#### [Direction]
Single out the lines of the material that contain "JSON" and copy them.

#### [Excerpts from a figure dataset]
------------

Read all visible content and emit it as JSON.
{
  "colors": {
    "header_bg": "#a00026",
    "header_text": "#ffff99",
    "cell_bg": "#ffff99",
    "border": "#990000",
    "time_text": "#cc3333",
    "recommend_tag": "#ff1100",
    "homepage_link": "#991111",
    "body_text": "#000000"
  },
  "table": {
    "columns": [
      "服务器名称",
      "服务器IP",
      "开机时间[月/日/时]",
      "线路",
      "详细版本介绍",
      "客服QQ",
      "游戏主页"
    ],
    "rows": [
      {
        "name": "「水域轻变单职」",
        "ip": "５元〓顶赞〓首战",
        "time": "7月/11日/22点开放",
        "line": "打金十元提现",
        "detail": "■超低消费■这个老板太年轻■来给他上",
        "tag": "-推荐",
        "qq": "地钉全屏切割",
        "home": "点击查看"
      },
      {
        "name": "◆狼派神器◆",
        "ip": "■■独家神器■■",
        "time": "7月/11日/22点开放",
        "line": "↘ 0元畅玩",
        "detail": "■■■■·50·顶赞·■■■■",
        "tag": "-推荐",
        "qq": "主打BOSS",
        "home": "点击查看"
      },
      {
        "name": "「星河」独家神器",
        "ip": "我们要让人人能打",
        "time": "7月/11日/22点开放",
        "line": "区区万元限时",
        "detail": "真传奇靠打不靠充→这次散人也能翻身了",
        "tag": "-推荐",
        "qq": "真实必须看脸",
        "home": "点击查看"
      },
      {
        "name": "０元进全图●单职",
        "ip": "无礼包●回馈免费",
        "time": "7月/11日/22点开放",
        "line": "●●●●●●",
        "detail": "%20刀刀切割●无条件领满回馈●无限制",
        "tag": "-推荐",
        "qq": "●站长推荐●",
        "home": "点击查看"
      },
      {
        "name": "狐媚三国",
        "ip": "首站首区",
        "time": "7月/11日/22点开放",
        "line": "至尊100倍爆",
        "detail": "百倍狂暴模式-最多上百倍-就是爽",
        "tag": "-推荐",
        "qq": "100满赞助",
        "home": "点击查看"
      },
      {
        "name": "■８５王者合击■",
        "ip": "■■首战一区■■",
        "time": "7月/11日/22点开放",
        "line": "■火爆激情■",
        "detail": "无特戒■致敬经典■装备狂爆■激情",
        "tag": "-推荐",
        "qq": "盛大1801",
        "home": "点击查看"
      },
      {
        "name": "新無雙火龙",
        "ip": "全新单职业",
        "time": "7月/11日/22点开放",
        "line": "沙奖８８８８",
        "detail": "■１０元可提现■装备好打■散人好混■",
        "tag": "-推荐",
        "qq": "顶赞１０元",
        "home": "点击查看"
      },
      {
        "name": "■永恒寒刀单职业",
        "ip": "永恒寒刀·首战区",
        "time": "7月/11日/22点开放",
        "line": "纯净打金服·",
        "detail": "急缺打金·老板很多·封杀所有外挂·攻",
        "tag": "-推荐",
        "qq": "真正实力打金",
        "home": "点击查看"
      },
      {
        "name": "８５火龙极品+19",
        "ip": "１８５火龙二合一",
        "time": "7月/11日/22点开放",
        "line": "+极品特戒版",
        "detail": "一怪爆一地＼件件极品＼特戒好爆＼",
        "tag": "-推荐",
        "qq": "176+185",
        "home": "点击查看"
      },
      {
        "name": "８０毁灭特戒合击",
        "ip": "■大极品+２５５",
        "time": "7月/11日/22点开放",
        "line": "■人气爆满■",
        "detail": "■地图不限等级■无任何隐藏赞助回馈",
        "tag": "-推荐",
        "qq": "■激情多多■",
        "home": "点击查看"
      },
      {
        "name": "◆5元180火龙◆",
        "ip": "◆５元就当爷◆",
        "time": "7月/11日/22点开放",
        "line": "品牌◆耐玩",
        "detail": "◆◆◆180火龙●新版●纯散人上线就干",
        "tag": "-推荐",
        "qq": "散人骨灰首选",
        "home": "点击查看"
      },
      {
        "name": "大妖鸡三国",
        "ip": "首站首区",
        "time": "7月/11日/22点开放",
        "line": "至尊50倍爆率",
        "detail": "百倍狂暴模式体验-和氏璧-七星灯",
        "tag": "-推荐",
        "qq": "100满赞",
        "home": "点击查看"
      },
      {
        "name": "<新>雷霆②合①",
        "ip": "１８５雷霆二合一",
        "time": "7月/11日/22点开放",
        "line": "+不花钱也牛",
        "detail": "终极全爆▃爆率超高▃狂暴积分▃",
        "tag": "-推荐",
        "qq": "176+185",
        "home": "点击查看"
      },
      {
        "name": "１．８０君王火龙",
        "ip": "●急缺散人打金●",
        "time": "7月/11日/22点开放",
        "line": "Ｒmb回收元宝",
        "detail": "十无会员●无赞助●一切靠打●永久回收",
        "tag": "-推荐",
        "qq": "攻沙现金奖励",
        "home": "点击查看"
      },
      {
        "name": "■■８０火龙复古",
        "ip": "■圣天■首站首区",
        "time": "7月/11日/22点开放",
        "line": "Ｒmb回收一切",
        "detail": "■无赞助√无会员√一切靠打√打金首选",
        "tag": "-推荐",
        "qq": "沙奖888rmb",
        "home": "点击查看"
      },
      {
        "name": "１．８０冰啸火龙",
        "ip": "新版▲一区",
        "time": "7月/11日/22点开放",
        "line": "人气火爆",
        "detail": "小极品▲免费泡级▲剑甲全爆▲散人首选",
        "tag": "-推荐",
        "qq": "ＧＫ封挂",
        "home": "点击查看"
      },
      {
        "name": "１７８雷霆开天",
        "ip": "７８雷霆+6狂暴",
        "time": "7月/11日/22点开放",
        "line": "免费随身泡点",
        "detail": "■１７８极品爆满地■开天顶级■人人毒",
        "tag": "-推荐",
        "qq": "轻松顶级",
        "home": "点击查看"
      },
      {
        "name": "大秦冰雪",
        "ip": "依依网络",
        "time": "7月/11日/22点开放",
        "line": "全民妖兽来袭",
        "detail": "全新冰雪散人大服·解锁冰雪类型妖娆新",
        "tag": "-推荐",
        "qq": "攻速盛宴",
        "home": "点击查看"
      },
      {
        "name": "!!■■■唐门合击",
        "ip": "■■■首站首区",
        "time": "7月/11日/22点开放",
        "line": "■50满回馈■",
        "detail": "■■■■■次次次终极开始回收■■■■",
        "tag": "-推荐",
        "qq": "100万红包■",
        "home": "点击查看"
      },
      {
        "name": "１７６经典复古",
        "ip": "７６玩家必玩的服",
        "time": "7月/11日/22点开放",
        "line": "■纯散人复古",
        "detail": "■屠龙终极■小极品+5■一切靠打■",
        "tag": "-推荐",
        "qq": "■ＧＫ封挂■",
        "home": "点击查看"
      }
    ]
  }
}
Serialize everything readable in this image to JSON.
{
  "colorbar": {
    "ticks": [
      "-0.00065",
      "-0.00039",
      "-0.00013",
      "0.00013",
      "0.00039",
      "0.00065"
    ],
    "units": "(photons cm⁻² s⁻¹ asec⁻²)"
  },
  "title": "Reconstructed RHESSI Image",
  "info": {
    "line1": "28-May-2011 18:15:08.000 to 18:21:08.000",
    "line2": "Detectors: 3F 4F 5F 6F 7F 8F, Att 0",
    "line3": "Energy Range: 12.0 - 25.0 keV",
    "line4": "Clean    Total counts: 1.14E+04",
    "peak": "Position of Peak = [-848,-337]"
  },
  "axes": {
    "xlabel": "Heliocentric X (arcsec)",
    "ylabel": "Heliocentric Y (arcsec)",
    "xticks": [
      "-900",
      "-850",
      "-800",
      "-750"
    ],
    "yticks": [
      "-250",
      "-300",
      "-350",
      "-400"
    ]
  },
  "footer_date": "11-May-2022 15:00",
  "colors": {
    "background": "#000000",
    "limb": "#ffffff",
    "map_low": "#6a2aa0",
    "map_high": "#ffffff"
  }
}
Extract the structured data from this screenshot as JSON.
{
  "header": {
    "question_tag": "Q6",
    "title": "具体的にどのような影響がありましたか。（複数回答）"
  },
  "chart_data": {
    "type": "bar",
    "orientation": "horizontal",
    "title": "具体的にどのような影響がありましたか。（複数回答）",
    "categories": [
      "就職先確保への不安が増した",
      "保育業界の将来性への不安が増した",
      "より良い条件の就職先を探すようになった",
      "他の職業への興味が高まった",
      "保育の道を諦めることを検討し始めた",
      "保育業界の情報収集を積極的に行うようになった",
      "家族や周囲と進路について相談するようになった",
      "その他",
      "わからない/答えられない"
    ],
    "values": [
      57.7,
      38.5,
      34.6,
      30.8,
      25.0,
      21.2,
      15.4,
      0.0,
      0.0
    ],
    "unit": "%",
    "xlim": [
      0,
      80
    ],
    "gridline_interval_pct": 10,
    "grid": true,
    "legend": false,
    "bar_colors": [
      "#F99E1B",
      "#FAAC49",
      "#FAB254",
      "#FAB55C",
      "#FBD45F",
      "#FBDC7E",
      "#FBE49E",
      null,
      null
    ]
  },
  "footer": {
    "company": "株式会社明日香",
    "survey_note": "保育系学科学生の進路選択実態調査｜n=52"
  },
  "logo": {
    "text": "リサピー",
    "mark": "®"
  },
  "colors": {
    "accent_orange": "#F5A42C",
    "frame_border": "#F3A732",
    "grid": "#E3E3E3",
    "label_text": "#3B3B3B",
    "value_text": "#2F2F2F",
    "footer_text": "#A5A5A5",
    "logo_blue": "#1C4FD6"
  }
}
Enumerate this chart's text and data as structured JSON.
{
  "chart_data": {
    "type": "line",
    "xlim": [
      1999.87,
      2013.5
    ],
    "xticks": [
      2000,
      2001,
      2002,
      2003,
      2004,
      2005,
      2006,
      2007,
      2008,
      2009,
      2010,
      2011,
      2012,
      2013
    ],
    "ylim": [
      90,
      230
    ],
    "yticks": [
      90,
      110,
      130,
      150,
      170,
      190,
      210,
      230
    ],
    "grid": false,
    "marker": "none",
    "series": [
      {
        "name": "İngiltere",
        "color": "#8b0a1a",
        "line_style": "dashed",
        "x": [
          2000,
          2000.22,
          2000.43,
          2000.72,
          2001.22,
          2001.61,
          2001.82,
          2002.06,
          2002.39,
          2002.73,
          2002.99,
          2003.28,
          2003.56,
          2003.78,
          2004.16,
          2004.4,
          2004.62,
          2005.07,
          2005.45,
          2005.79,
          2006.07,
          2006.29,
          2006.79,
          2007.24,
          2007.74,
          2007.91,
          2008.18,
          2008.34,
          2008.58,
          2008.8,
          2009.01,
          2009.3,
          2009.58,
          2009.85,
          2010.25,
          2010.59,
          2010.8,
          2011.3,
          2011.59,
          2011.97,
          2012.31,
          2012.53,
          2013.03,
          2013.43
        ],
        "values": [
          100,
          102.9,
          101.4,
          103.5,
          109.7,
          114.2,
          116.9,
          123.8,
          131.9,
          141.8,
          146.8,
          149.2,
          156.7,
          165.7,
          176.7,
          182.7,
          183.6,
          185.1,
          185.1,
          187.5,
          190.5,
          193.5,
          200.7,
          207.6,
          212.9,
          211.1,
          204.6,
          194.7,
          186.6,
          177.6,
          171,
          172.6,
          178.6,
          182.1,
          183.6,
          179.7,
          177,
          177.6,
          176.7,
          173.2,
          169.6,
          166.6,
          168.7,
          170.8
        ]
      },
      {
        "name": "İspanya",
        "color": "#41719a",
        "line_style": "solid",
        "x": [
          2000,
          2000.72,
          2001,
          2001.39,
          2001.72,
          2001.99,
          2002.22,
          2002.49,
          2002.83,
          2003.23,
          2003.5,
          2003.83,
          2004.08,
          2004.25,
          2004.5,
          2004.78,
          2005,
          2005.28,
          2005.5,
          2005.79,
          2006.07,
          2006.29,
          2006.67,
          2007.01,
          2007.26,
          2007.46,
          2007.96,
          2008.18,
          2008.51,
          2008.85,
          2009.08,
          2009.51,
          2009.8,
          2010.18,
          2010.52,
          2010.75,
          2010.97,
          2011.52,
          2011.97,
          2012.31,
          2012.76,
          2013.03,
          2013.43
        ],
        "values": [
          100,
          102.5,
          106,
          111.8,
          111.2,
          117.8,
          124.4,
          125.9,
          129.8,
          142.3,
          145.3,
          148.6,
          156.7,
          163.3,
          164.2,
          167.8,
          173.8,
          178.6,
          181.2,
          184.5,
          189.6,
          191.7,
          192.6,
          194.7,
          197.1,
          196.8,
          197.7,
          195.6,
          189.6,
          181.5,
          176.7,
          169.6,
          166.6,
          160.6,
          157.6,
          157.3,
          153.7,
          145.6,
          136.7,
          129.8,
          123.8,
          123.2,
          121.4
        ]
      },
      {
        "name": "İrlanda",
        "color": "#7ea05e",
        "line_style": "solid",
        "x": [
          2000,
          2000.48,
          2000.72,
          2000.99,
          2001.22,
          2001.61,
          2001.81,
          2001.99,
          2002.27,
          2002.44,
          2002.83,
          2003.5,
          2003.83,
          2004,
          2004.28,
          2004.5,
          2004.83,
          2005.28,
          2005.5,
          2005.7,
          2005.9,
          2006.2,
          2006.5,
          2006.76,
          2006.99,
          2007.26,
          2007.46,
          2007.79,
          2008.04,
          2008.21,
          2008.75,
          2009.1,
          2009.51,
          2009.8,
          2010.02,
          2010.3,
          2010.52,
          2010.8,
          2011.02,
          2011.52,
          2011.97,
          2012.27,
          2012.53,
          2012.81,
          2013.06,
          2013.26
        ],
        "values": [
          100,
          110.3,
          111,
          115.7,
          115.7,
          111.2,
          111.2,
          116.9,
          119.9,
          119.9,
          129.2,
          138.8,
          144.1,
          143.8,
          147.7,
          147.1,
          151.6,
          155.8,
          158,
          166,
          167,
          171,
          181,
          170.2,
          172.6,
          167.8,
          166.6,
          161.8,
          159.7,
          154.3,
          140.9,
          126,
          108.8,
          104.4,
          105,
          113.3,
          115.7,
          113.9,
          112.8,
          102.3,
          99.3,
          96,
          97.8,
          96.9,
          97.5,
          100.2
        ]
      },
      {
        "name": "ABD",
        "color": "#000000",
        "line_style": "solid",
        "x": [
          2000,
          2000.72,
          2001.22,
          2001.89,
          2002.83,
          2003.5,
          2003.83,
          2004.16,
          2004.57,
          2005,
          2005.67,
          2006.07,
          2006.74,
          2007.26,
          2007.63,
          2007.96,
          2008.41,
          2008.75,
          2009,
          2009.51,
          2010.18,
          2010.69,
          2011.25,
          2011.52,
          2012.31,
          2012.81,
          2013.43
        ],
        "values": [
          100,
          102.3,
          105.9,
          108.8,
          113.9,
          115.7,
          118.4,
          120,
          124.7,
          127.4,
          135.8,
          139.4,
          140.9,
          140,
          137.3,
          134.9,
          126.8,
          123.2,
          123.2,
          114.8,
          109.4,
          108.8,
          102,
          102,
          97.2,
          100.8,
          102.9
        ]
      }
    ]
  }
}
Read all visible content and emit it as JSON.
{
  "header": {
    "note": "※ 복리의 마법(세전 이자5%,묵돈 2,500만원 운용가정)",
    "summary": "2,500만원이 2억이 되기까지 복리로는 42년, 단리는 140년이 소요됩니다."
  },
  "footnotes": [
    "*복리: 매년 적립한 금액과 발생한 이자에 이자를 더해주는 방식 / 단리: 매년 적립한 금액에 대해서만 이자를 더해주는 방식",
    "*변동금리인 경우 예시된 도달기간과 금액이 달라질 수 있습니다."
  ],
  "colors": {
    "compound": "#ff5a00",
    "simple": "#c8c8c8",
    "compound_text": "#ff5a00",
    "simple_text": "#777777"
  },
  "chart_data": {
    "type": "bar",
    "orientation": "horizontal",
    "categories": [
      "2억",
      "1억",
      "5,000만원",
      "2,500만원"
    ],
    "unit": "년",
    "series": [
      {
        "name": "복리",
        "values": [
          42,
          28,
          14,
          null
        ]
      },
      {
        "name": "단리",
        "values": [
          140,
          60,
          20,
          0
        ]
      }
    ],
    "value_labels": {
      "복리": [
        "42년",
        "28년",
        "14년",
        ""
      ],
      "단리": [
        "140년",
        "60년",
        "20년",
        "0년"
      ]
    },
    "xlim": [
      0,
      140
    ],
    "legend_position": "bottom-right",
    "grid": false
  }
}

------------

#### [Answer to the problem]
Read all visible content and emit it as JSON.
Serialize everything readable in this image to JSON.
Extract the structured data from this screenshot as JSON.
Enumerate this chart's text and data as structured JSON.
Read all visible content and emit it as JSON.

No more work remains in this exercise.